— begin —

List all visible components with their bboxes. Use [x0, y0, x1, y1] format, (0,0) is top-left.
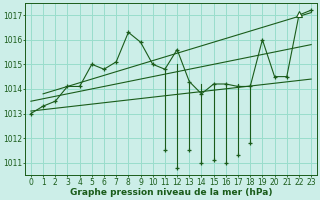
X-axis label: Graphe pression niveau de la mer (hPa): Graphe pression niveau de la mer (hPa)	[70, 188, 272, 197]
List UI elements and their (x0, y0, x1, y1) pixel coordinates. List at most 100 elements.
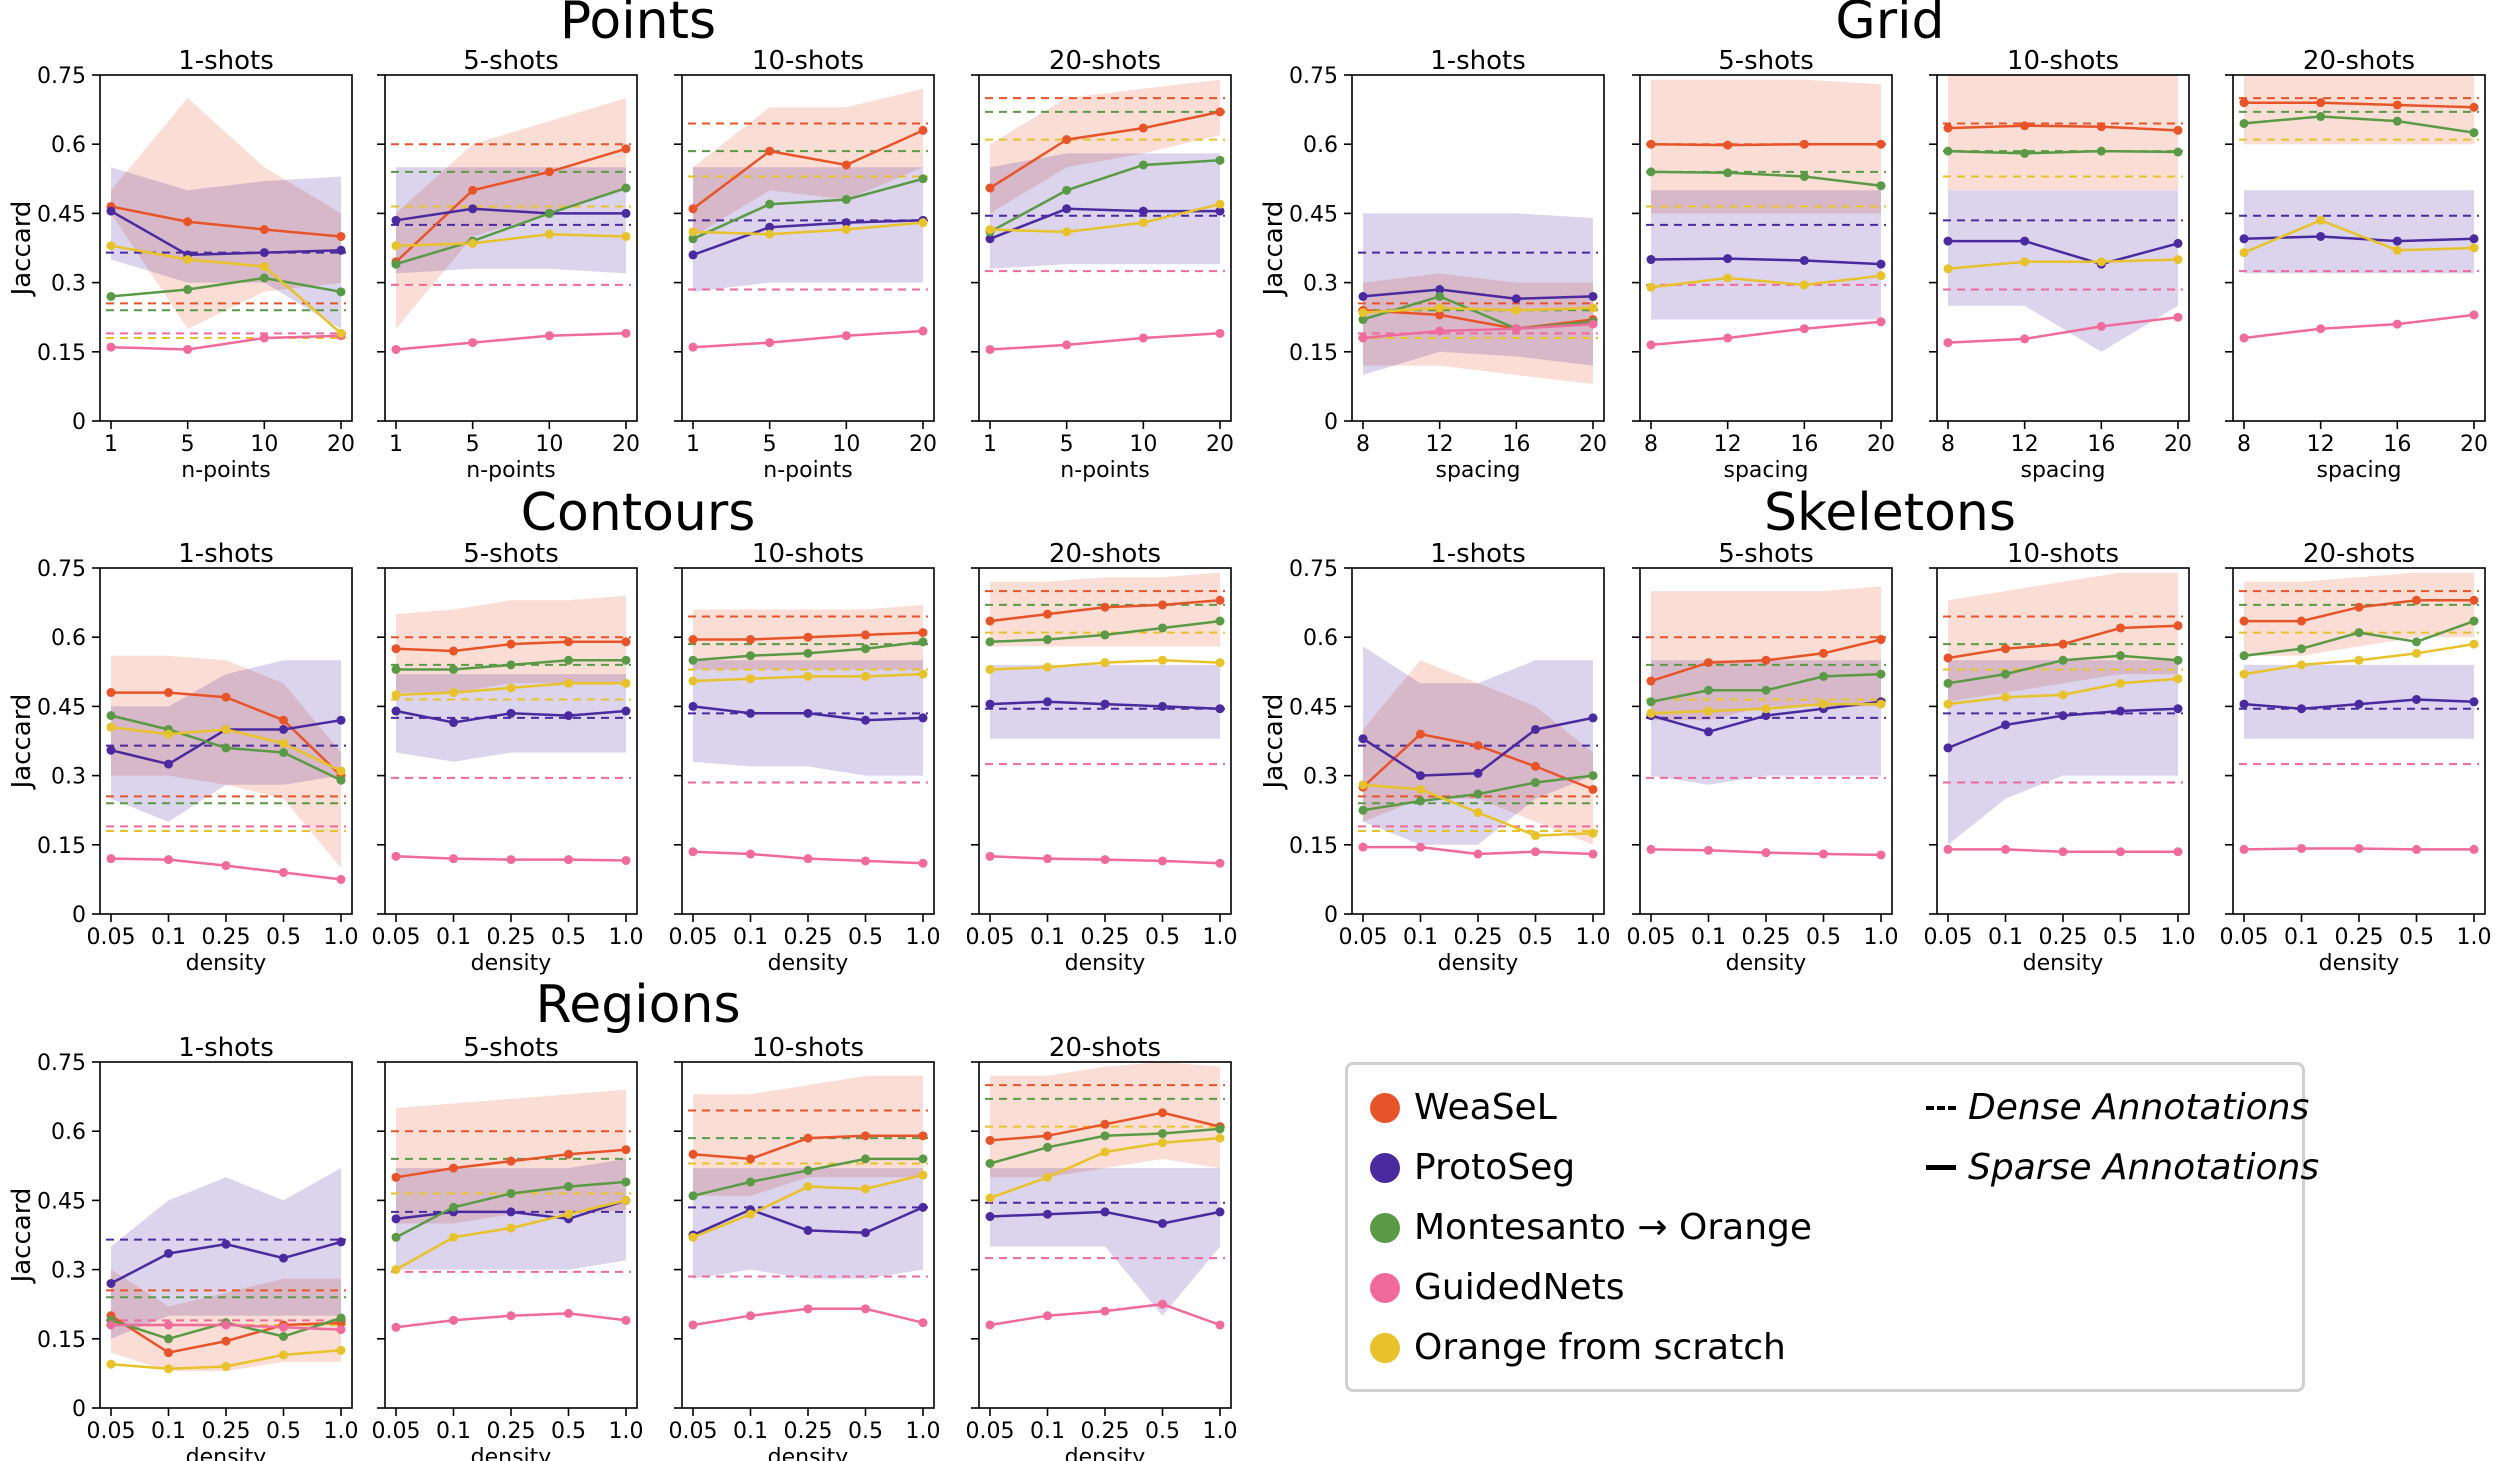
x-tick-label: 1 (686, 432, 700, 457)
data-point (1588, 828, 1598, 838)
confidence-band (693, 1168, 923, 1279)
data-point (2412, 694, 2421, 704)
series-line (692, 177, 924, 240)
x-tick-label: 1.0 (609, 1419, 644, 1444)
data-point (746, 1177, 755, 1187)
data-point (861, 856, 870, 866)
x-tick-label: 1.0 (609, 925, 644, 950)
data-point (468, 204, 478, 214)
y-tick-label: 0 (1324, 903, 1338, 928)
y-tick-label: 0.3 (1303, 272, 1338, 297)
legend: WeaSeL ProtoSeg Montesanto → Orange Guid… (1345, 1062, 2319, 1392)
data-point (106, 711, 116, 721)
data-point (985, 637, 995, 647)
data-point (1799, 139, 1809, 149)
data-point (2354, 602, 2364, 612)
x-tick-label: 1 (104, 432, 118, 457)
data-point (621, 183, 631, 193)
series-line (1947, 315, 2179, 344)
series-line (692, 129, 924, 210)
data-point (2297, 843, 2306, 853)
data-point (1704, 685, 1713, 695)
data-point (765, 229, 775, 239)
data-point (2096, 146, 2106, 156)
y-tick-label: 0 (72, 903, 86, 928)
data-point (1215, 206, 1225, 216)
data-point (861, 630, 870, 640)
data-point (164, 1348, 173, 1358)
data-point (164, 1248, 173, 1258)
data-point (1819, 699, 1828, 709)
x-axis-label: density (186, 951, 267, 976)
data-point (803, 648, 813, 658)
data-point (506, 683, 516, 693)
data-point (1799, 324, 1809, 334)
data-point (544, 229, 554, 239)
x-tick-label: 5 (763, 432, 777, 457)
y-tick-label: 0.15 (1289, 834, 1338, 859)
x-tick-label: 16 (2087, 432, 2115, 457)
data-point (1876, 850, 1886, 860)
series-line (692, 221, 924, 236)
x-tick-label: 20 (1579, 432, 1607, 457)
data-point (2058, 711, 2068, 721)
x-tick-label: 0.05 (1924, 925, 1973, 950)
data-point (1819, 648, 1828, 658)
data-point (2392, 100, 2402, 110)
panel-title: 10-shots (752, 539, 864, 569)
data-point (279, 1253, 288, 1263)
panel-title: 1-shots (178, 539, 274, 569)
data-point (2469, 243, 2479, 253)
x-tick-label: 1.0 (1203, 1419, 1238, 1444)
data-point (1531, 761, 1540, 771)
series-line (110, 210, 342, 257)
data-point (985, 1212, 995, 1222)
x-tick-label: 0.05 (669, 1419, 718, 1444)
panel-title: 5-shots (463, 1033, 559, 1063)
data-point (746, 708, 755, 718)
data-point (621, 655, 631, 665)
series-line (1947, 258, 2179, 271)
data-point (1062, 340, 1072, 350)
x-tick-label: 20 (2164, 432, 2192, 457)
data-point (221, 1361, 231, 1371)
confidence-band (111, 655, 341, 868)
x-axis-label: density (1065, 1445, 1146, 1461)
series-line (989, 207, 1220, 240)
chart-panel: 0.05 0.1 0.25 0.5 1.0 10-shots density (669, 539, 941, 976)
x-tick-label: 0.1 (1030, 925, 1065, 950)
x-tick-label: 16 (1502, 432, 1530, 457)
confidence-band (1948, 660, 2178, 845)
y-tick-label: 0.6 (51, 626, 86, 651)
x-tick-label: 0.5 (2103, 925, 2138, 950)
data-point (2001, 844, 2010, 854)
x-tick-label: 0.5 (848, 925, 883, 950)
panel-title: 20-shots (1049, 1033, 1161, 1063)
data-point (621, 208, 631, 218)
data-point (985, 664, 995, 674)
data-point (2173, 255, 2183, 265)
data-point (1100, 1131, 1110, 1141)
data-point (803, 1165, 813, 1175)
x-tick-label: 0.25 (487, 925, 536, 950)
data-point (336, 328, 346, 338)
data-point (985, 183, 995, 193)
x-tick-label: 0.05 (669, 925, 718, 950)
y-tick-label: 0.45 (1289, 695, 1338, 720)
data-point (765, 199, 775, 209)
data-point (449, 1232, 458, 1242)
series-line (989, 332, 1221, 351)
data-point (1704, 727, 1713, 737)
data-point (221, 692, 231, 702)
data-point (1358, 842, 1368, 852)
group-title-contours: Contours (521, 483, 756, 543)
data-point (1799, 171, 1809, 181)
x-tick-label: 0.05 (372, 925, 421, 950)
panel-title: 10-shots (2007, 539, 2119, 569)
data-point (2239, 616, 2249, 626)
data-point (336, 1313, 346, 1323)
y-tick-label: 0.6 (51, 1120, 86, 1145)
data-point (918, 326, 928, 336)
data-point (1761, 685, 1771, 695)
x-tick-label: 8 (1644, 432, 1658, 457)
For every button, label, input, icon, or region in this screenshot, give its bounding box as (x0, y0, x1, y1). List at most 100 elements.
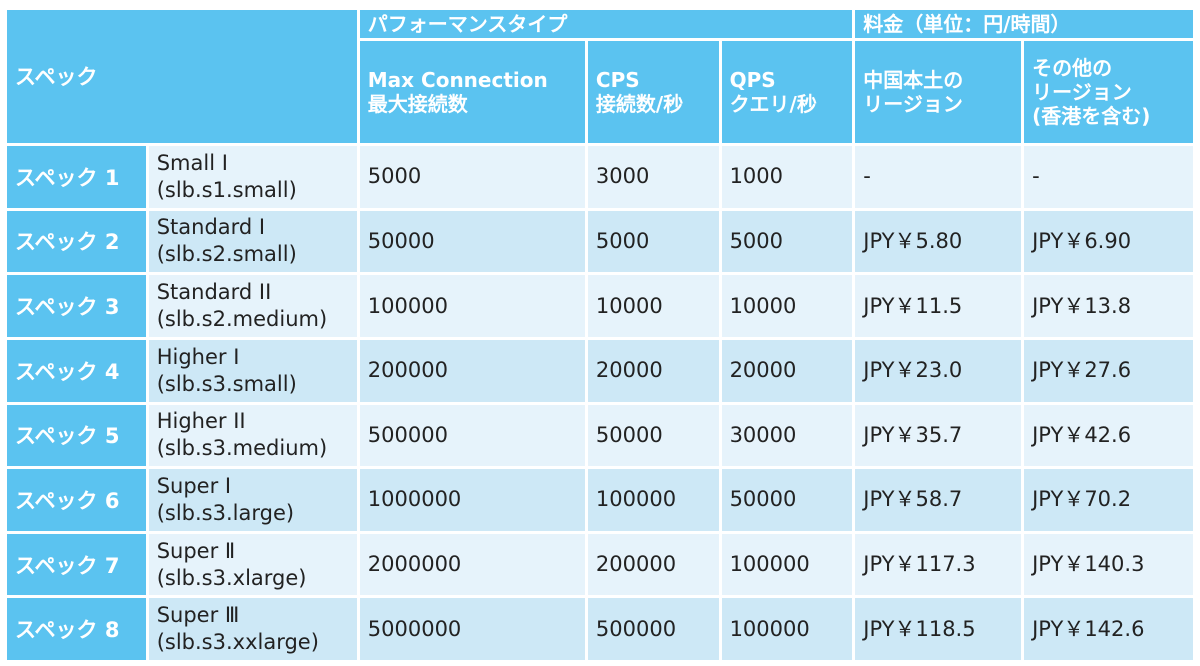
model-id: (slb.s3.large) (156, 500, 295, 525)
table-row-spec-3: スペック 3 Standard II (slb.s2.medium) 10000… (7, 275, 1193, 337)
price-other-cell: JPY￥142.6 (1024, 598, 1193, 660)
model-id: (slb.s2.small) (156, 242, 297, 267)
max-connection-cell: 500000 (359, 404, 585, 467)
price-mainland-cell: JPY￥11.5 (855, 275, 1022, 337)
model-cell: Super Ⅱ (slb.s3.xlarge) (148, 533, 357, 596)
header-price-mainland-l2: リージョン (863, 92, 963, 116)
model-cell: Small I (slb.s1.small) (148, 146, 357, 208)
header-cps: CPS 接続数/秒 (587, 41, 719, 143)
price-mainland-cell: JPY￥5.80 (855, 210, 1022, 273)
table-row-spec-4: スペック 4 Higher I (slb.s3.small) 200000 20… (7, 339, 1193, 402)
price-mainland-cell: JPY￥58.7 (855, 469, 1022, 531)
table-row-spec-5: スペック 5 Higher II (slb.s3.medium) 500000 … (7, 404, 1193, 467)
price-mainland-cell: - (855, 146, 1022, 208)
model-name: Super I (156, 473, 232, 498)
max-connection-cell: 1000000 (359, 469, 585, 531)
spec-label: スペック 2 (7, 210, 146, 273)
model-name: Super Ⅱ (156, 538, 236, 563)
price-other-cell: JPY￥27.6 (1024, 339, 1193, 402)
price-other-cell: JPY￥6.90 (1024, 210, 1193, 273)
table-row-spec-6: スペック 6 Super I (slb.s3.large) 1000000 10… (7, 469, 1193, 531)
model-name: Super Ⅲ (156, 603, 240, 628)
model-name: Small I (156, 150, 228, 175)
cps-cell: 20000 (587, 339, 719, 402)
model-cell: Super I (slb.s3.large) (148, 469, 357, 531)
price-other-cell: JPY￥70.2 (1024, 469, 1193, 531)
header-max-connection-en: Max Connection (367, 68, 548, 92)
cps-cell: 10000 (587, 275, 719, 337)
model-name: Higher II (156, 409, 246, 434)
spec-label: スペック 6 (7, 469, 146, 531)
header-price-mainland-l1: 中国本土の (863, 68, 964, 92)
cps-cell: 3000 (587, 146, 719, 208)
qps-cell: 100000 (721, 598, 853, 660)
qps-cell: 100000 (721, 533, 853, 596)
qps-cell: 10000 (721, 275, 853, 337)
header-qps-en: QPS (729, 68, 776, 92)
header-price-other: その他の リージョン (香港を含む) (1024, 41, 1193, 143)
model-id: (slb.s2.medium) (156, 307, 328, 332)
cps-cell: 200000 (587, 533, 719, 596)
price-other-cell: JPY￥42.6 (1024, 404, 1193, 467)
header-price-other-l1: その他の (1032, 56, 1113, 80)
spec-label: スペック 1 (7, 146, 146, 208)
spec-label: スペック 8 (7, 598, 146, 660)
header-spec: スペック (7, 10, 357, 143)
qps-cell: 20000 (721, 339, 853, 402)
max-connection-cell: 5000 (359, 146, 585, 208)
model-id: (slb.s3.small) (156, 371, 297, 396)
price-other-cell: - (1024, 146, 1193, 208)
model-cell: Higher II (slb.s3.medium) (148, 404, 357, 467)
model-cell: Higher I (slb.s3.small) (148, 339, 357, 402)
header-max-connection-ja: 最大接続数 (367, 92, 468, 116)
price-mainland-cell: JPY￥118.5 (855, 598, 1022, 660)
header-price-mainland: 中国本土の リージョン (855, 41, 1022, 143)
max-connection-cell: 100000 (359, 275, 585, 337)
price-mainland-cell: JPY￥117.3 (855, 533, 1022, 596)
table-row-spec-7: スペック 7 Super Ⅱ (slb.s3.xlarge) 2000000 2… (7, 533, 1193, 596)
model-name: Higher I (156, 344, 240, 369)
spec-label: スペック 5 (7, 404, 146, 467)
model-name: Standard I (156, 215, 266, 240)
model-cell: Super Ⅲ (slb.s3.xxlarge) (148, 598, 357, 660)
header-performance-type: パフォーマンスタイプ (359, 10, 853, 38)
max-connection-cell: 200000 (359, 339, 585, 402)
spec-label: スペック 4 (7, 339, 146, 402)
max-connection-cell: 2000000 (359, 533, 585, 596)
max-connection-cell: 50000 (359, 210, 585, 273)
header-qps: QPS クエリ/秒 (721, 41, 853, 143)
cps-cell: 5000 (587, 210, 719, 273)
cps-cell: 500000 (587, 598, 719, 660)
model-id: (slb.s1.small) (156, 177, 297, 202)
table-row-spec-8: スペック 8 Super Ⅲ (slb.s3.xxlarge) 5000000 … (7, 598, 1193, 660)
max-connection-cell: 5000000 (359, 598, 585, 660)
model-cell: Standard I (slb.s2.small) (148, 210, 357, 273)
qps-cell: 30000 (721, 404, 853, 467)
spec-pricing-table: スペック パフォーマンスタイプ 料金（単位：円/時間） Max Connecti… (4, 7, 1196, 663)
model-id: (slb.s3.xlarge) (156, 565, 307, 590)
price-mainland-cell: JPY￥23.0 (855, 339, 1022, 402)
price-other-cell: JPY￥13.8 (1024, 275, 1193, 337)
model-id: (slb.s3.xxlarge) (156, 630, 319, 655)
qps-cell: 50000 (721, 469, 853, 531)
header-qps-ja: クエリ/秒 (729, 92, 817, 116)
model-id: (slb.s3.medium) (156, 436, 328, 461)
price-other-cell: JPY￥140.3 (1024, 533, 1193, 596)
header-price-other-l3: (香港を含む) (1032, 104, 1151, 128)
header-price-group: 料金（単位：円/時間） (855, 10, 1193, 38)
table-row-spec-1: スペック 1 Small I (slb.s1.small) 5000 3000 … (7, 146, 1193, 208)
header-cps-en: CPS (595, 68, 640, 92)
cps-cell: 50000 (587, 404, 719, 467)
price-mainland-cell: JPY￥35.7 (855, 404, 1022, 467)
qps-cell: 1000 (721, 146, 853, 208)
header-cps-ja: 接続数/秒 (595, 92, 684, 116)
spec-label: スペック 7 (7, 533, 146, 596)
header-price-other-l2: リージョン (1032, 80, 1132, 104)
spec-label: スペック 3 (7, 275, 146, 337)
qps-cell: 5000 (721, 210, 853, 273)
model-name: Standard II (156, 280, 272, 305)
cps-cell: 100000 (587, 469, 719, 531)
table-row-spec-2: スペック 2 Standard I (slb.s2.small) 50000 5… (7, 210, 1193, 273)
header-max-connection: Max Connection 最大接続数 (359, 41, 585, 143)
model-cell: Standard II (slb.s2.medium) (148, 275, 357, 337)
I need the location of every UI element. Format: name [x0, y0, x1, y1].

— end —

Convert the lines from the first one above through the line containing "List UI elements" into a numbered list, skipping blank lines and leaving out the pictures.

1. List all visible components with their bboxes. Use [x0, y0, x1, y1] format, (0,0) is top-left.
2. X-axis label: Graphe pression niveau de la mer (hPa): Graphe pression niveau de la mer (hPa)	[70, 188, 272, 197]
3. List UI elements and their (x0, y0, x1, y1) pixel coordinates. List at most 100 elements.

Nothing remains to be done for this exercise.